The task>
Can you retype every record below exactly as written?

══ Provided data

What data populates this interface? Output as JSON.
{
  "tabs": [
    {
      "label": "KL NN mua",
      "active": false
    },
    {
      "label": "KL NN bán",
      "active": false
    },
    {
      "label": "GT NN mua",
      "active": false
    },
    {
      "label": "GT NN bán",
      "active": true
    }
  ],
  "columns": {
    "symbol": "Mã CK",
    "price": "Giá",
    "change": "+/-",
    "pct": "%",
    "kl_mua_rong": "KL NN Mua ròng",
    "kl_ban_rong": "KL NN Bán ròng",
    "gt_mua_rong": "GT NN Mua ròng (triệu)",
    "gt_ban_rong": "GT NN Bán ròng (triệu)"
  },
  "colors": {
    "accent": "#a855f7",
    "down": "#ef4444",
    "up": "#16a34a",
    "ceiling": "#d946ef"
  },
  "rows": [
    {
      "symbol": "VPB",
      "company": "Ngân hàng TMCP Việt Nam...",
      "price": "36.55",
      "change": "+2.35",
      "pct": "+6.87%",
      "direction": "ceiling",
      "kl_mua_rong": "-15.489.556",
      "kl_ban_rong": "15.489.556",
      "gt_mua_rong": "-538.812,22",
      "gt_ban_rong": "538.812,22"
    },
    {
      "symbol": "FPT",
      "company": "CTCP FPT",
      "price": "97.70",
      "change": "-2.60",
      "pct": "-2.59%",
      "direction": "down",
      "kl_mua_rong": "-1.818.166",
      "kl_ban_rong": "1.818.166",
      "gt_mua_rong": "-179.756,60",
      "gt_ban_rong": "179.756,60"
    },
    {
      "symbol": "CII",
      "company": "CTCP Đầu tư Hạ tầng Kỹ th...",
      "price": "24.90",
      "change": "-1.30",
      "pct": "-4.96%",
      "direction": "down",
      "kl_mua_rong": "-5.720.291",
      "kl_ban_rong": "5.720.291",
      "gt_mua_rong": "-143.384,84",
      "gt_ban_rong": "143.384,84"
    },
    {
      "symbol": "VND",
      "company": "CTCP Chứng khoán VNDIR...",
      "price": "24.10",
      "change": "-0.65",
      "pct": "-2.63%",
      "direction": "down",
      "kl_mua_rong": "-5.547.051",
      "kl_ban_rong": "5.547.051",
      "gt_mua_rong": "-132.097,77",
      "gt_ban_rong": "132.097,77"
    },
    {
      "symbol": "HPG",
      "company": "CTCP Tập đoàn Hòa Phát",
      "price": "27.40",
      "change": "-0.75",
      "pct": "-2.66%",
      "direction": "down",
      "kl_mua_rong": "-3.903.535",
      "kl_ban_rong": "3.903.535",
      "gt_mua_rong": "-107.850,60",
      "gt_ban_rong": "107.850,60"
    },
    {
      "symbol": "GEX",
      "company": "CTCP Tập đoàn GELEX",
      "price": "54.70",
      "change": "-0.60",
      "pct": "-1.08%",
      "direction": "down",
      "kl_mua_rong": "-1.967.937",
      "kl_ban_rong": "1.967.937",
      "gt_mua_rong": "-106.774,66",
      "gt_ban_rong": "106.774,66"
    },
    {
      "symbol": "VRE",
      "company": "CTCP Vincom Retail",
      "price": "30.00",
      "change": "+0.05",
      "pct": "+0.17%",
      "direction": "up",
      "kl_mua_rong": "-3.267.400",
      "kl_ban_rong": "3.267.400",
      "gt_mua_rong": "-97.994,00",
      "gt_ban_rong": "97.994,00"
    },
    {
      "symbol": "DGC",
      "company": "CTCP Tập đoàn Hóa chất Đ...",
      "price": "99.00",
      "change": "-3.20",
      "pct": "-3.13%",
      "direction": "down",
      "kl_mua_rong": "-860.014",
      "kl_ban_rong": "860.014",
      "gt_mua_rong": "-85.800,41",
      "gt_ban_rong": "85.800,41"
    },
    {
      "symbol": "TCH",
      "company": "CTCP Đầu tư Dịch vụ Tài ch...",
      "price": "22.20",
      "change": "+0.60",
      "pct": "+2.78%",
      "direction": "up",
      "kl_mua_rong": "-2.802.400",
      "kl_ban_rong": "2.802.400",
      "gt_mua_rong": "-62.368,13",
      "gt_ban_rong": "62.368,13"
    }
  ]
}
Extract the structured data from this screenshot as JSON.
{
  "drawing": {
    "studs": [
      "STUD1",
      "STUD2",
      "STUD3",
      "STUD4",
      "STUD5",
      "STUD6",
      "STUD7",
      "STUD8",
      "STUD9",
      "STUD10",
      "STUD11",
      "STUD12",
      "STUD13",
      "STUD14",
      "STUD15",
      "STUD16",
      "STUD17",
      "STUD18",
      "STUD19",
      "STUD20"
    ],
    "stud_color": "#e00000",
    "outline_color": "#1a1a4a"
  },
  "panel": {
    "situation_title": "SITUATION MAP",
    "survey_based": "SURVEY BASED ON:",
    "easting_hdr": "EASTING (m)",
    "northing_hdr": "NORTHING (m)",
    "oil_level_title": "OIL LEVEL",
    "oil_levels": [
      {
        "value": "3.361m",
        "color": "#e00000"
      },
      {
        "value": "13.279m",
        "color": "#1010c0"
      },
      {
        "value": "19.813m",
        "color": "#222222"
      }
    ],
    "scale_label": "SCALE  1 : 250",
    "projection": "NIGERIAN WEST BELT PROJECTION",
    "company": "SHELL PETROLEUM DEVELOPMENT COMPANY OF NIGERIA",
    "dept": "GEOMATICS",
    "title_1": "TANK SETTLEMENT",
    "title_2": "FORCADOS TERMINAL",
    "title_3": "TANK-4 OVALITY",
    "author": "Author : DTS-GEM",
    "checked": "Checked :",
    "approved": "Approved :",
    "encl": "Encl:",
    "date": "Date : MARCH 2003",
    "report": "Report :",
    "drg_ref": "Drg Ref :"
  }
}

════

The completed task>
What data populates this interface? Output as JSON.
{
  "tabs": [
    {
      "label": "KL NN mua",
      "active": false
    },
    {
      "label": "KL NN bán",
      "active": false
    },
    {
      "label": "GT NN mua",
      "active": false
    },
    {
      "label": "GT NN bán",
      "active": true
    }
  ],
  "columns": {
    "symbol": "Mã CK",
    "price": "Giá",
    "change": "+/-",
    "pct": "%",
    "kl_mua_rong": "KL NN Mua ròng",
    "kl_ban_rong": "KL NN Bán ròng",
    "gt_mua_rong": "GT NN Mua ròng (triệu)",
    "gt_ban_rong": "GT NN Bán ròng (triệu)"
  },
  "colors": {
    "accent": "#a855f7",
    "down": "#ef4444",
    "up": "#16a34a",
    "ceiling": "#d946ef"
  },
  "rows": [
    {
      "symbol": "VPB",
      "company": "Ngân hàng TMCP Việt Nam...",
      "price": "36.55",
      "change": "+2.35",
      "pct": "+6.87%",
      "direction": "ceiling",
      "kl_mua_rong": "-15.489.556",
      "kl_ban_rong": "15.489.556",
      "gt_mua_rong": "-538.812,22",
      "gt_ban_rong": "538.812,22"
    },
    {
      "symbol": "FPT",
      "company": "CTCP FPT",
      "price": "97.70",
      "change": "-2.60",
      "pct": "-2.59%",
      "direction": "down",
      "kl_mua_rong": "-1.818.166",
      "kl_ban_rong": "1.818.166",
      "gt_mua_rong": "-179.756,60",
      "gt_ban_rong": "179.756,60"
    },
    {
      "symbol": "CII",
      "company": "CTCP Đầu tư Hạ tầng Kỹ th...",
      "price": "24.90",
      "change": "-1.30",
      "pct": "-4.96%",
      "direction": "down",
      "kl_mua_rong": "-5.720.291",
      "kl_ban_rong": "5.720.291",
      "gt_mua_rong": "-143.384,84",
      "gt_ban_rong": "143.384,84"
    },
    {
      "symbol": "VND",
      "company": "CTCP Chứng khoán VNDIR...",
      "price": "24.10",
      "change": "-0.65",
      "pct": "-2.63%",
      "direction": "down",
      "kl_mua_rong": "-5.547.051",
      "kl_ban_rong": "5.547.051",
      "gt_mua_rong": "-132.097,77",
      "gt_ban_rong": "132.097,77"
    },
    {
      "symbol": "HPG",
      "company": "CTCP Tập đoàn Hòa Phát",
      "price": "27.40",
      "change": "-0.75",
      "pct": "-2.66%",
      "direction": "down",
      "kl_mua_rong": "-3.903.535",
      "kl_ban_rong": "3.903.535",
      "gt_mua_rong": "-107.850,60",
      "gt_ban_rong": "107.850,60"
    },
    {
      "symbol": "GEX",
      "company": "CTCP Tập đoàn GELEX",
      "price": "54.70",
      "change": "-0.60",
      "pct": "-1.08%",
      "direction": "down",
      "kl_mua_rong": "-1.967.937",
      "kl_ban_rong": "1.967.937",
      "gt_mua_rong": "-106.774,66",
      "gt_ban_rong": "106.774,66"
    },
    {
      "symbol": "VRE",
      "company": "CTCP Vincom Retail",
      "price": "30.00",
      "change": "+0.05",
      "pct": "+0.17%",
      "direction": "up",
      "kl_mua_rong": "-3.267.400",
      "kl_ban_rong": "3.267.400",
      "gt_mua_rong": "-97.994,00",
      "gt_ban_rong": "97.994,00"
    },
    {
      "symbol": "DGC",
      "company": "CTCP Tập đoàn Hóa chất Đ...",
      "price": "99.00",
      "change": "-3.20",
      "pct": "-3.13%",
      "direction": "down",
      "kl_mua_rong": "-860.014",
      "kl_ban_rong": "860.014",
      "gt_mua_rong": "-85.800,41",
      "gt_ban_rong": "85.800,41"
    },
    {
      "symbol": "TCH",
      "company": "CTCP Đầu tư Dịch vụ Tài ch...",
      "price": "22.20",
      "change": "+0.60",
      "pct": "+2.78%",
      "direction": "up",
      "kl_mua_rong": "-2.802.400",
      "kl_ban_rong": "2.802.400",
      "gt_mua_rong": "-62.368,13",
      "gt_ban_rong": "62.368,13"
    }
  ]
}
Extract the structured data from this screenshot as JSON.
{
  "drawing": {
    "studs": [
      "STUD1",
      "STUD2",
      "STUD3",
      "STUD4",
      "STUD5",
      "STUD6",
      "STUD7",
      "STUD8",
      "STUD9",
      "STUD10",
      "STUD11",
      "STUD12",
      "STUD13",
      "STUD14",
      "STUD15",
      "STUD16",
      "STUD17",
      "STUD18",
      "STUD19",
      "STUD20"
    ],
    "stud_color": "#e00000",
    "outline_color": "#1a1a4a"
  },
  "panel": {
    "situation_title": "SITUATION MAP",
    "survey_based": "SURVEY BASED ON:",
    "easting_hdr": "EASTING (m)",
    "northing_hdr": "NORTHING (m)",
    "oil_level_title": "OIL LEVEL",
    "oil_levels": [
      {
        "value": "3.361m",
        "color": "#e00000"
      },
      {
        "value": "13.279m",
        "color": "#1010c0"
      },
      {
        "value": "19.813m",
        "color": "#222222"
      }
    ],
    "scale_label": "SCALE  1 : 250",
    "projection": "NIGERIAN WEST BELT PROJECTION",
    "company": "SHELL PETROLEUM DEVELOPMENT COMPANY OF NIGERIA",
    "dept": "GEOMATICS",
    "title_1": "TANK SETTLEMENT",
    "title_2": "FORCADOS TERMINAL",
    "title_3": "TANK-4 OVALITY",
    "author": "Author : DTS-GEM",
    "checked": "Checked :",
    "approved": "Approved :",
    "encl": "Encl:",
    "date": "Date : MARCH 2003",
    "report": "Report :",
    "drg_ref": "Drg Ref :"
  }
}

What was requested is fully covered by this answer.